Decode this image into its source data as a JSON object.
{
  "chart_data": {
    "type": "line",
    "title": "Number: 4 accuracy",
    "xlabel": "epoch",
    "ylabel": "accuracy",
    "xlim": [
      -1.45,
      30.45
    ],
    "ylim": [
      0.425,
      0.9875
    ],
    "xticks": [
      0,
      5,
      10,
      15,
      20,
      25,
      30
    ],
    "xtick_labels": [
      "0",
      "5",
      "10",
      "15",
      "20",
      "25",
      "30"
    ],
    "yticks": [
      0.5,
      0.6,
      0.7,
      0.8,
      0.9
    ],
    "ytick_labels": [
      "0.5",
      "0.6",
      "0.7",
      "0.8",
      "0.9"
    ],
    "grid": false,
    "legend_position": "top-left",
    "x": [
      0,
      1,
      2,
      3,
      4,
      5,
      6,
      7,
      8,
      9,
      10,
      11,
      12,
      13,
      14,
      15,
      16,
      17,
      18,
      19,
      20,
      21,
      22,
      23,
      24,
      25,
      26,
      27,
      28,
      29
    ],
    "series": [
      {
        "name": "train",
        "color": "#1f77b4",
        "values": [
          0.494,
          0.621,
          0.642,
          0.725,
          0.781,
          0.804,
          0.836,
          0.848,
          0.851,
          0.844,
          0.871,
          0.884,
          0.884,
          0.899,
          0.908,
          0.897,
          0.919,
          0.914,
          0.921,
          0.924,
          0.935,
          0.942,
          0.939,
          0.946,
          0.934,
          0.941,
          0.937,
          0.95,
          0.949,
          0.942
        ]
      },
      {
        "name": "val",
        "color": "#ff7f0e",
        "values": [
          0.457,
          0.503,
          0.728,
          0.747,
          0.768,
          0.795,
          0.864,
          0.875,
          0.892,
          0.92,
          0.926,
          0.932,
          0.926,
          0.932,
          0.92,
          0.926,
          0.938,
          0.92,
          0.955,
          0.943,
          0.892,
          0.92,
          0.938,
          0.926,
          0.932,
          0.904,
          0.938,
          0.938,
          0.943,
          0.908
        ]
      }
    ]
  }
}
##############################
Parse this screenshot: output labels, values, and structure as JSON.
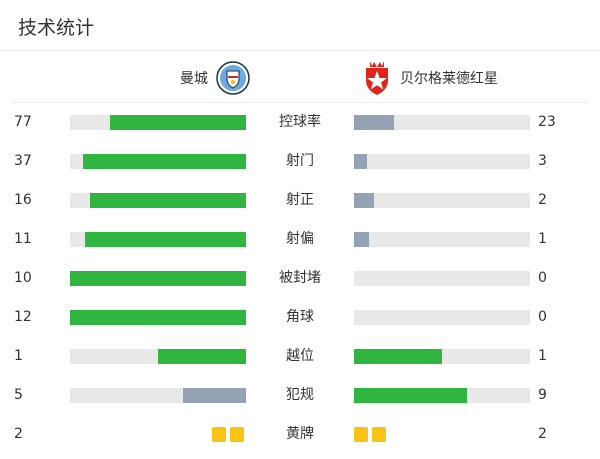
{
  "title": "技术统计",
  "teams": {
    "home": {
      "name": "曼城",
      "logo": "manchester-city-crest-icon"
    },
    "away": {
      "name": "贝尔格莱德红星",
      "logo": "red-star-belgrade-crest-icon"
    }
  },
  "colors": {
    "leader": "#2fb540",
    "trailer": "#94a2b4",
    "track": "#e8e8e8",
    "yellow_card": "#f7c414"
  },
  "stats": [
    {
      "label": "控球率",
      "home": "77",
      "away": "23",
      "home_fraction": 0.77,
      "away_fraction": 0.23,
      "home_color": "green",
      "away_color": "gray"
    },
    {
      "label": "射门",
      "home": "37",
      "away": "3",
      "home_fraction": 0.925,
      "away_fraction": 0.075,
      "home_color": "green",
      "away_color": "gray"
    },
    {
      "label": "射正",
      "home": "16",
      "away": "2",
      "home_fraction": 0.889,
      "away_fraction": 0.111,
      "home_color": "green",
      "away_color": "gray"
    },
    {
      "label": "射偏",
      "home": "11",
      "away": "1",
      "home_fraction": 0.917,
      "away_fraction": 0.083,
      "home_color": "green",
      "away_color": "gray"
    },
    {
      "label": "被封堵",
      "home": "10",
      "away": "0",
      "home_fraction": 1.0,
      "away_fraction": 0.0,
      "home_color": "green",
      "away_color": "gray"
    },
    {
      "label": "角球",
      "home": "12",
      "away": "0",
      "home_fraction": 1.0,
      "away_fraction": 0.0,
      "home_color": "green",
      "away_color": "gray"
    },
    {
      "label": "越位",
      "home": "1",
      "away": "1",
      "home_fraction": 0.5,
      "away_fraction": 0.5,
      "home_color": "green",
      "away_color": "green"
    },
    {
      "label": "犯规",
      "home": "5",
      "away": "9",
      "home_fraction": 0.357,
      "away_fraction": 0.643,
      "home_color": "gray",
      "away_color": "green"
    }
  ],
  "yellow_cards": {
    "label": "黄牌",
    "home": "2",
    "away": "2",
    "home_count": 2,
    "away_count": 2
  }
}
##############################
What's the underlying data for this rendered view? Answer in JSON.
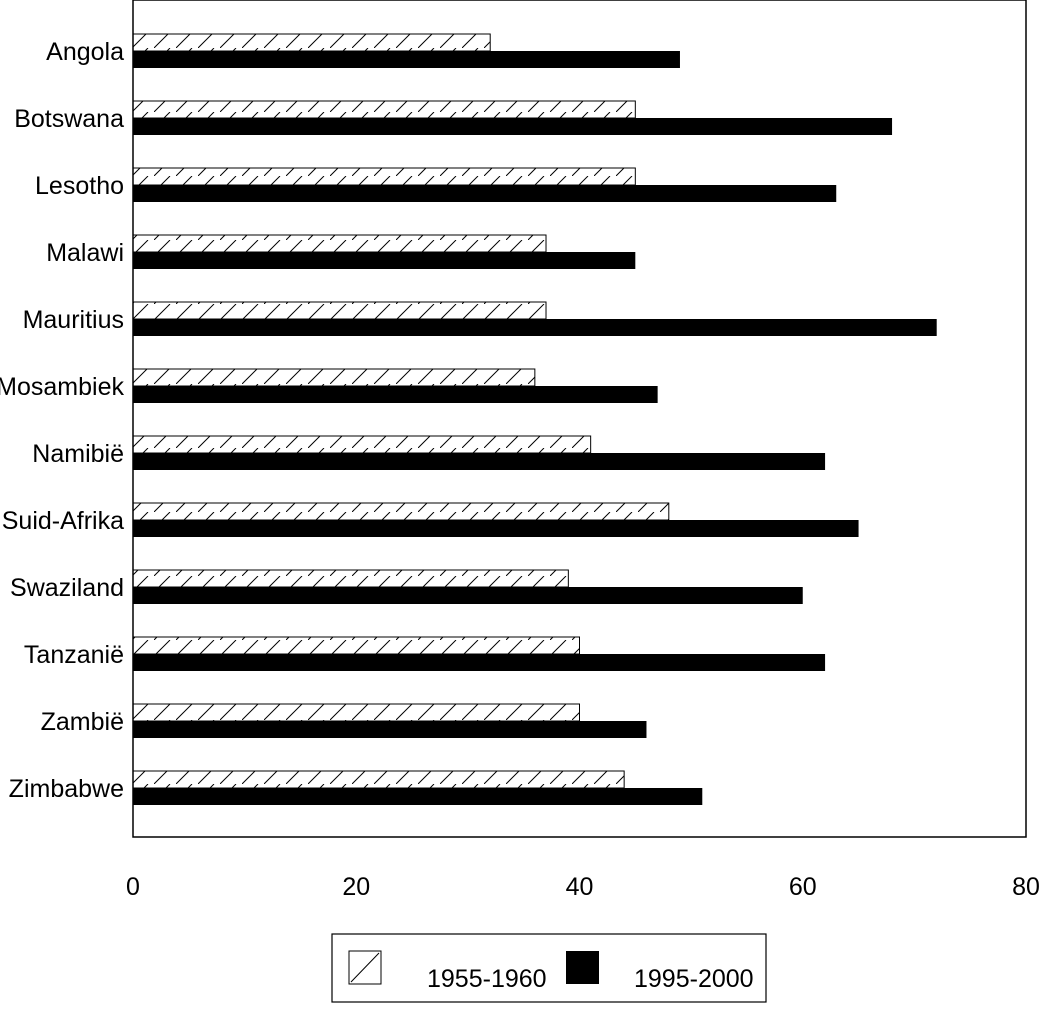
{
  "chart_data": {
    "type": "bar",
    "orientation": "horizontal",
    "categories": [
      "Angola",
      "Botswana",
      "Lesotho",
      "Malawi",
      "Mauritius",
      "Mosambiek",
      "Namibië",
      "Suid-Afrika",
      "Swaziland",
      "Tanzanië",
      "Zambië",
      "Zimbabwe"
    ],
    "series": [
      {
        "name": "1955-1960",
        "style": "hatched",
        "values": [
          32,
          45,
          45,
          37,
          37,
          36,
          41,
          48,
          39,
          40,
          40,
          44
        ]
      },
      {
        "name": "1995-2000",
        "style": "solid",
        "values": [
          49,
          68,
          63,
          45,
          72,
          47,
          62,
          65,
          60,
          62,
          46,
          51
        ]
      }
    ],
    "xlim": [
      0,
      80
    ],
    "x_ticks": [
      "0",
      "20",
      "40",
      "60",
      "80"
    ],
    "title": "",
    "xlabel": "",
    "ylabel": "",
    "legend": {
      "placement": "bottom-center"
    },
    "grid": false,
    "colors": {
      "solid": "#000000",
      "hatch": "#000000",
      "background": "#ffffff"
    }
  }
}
##############################
Filter the records, keeping only lines that contain "title", and show those lines.

- _COMPLETED EXERCISE_
    "title": "Number: 4 accuracy",
  "title": "技术统计",
    "title": "",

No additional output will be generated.